[Begin]

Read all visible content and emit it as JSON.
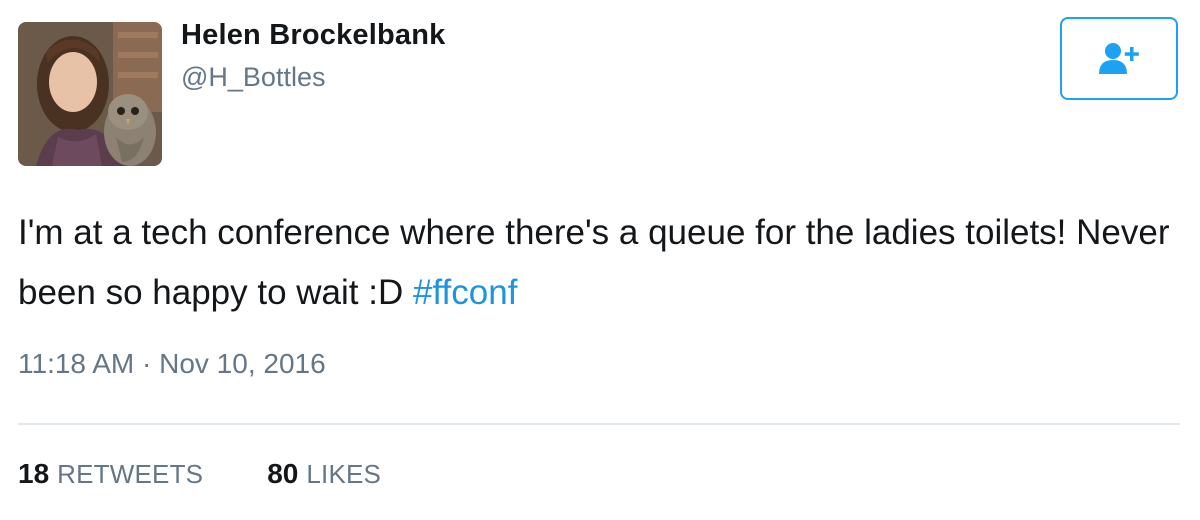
{
  "author": {
    "display_name": "Helen Brockelbank",
    "handle": "@H_Bottles"
  },
  "follow_button": {
    "icon": "follow-user-plus-icon"
  },
  "tweet": {
    "text": "I'm at a tech conference where there's a queue for the ladies toilets! Never been so happy to wait :D",
    "hashtag": "#ffconf",
    "timestamp": "11:18 AM · Nov 10, 2016"
  },
  "stats": {
    "retweets_count": "18",
    "retweets_label": "RETWEETS",
    "likes_count": "80",
    "likes_label": "LIKES"
  },
  "colors": {
    "accent": "#1da1f2",
    "hashtag": "#1b95e0",
    "text": "#14171a",
    "muted": "#657786",
    "divider": "#e1e8ed"
  }
}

[End]

Determine how many lines in the listing above hold the string "text", then write only the number.

The response — 2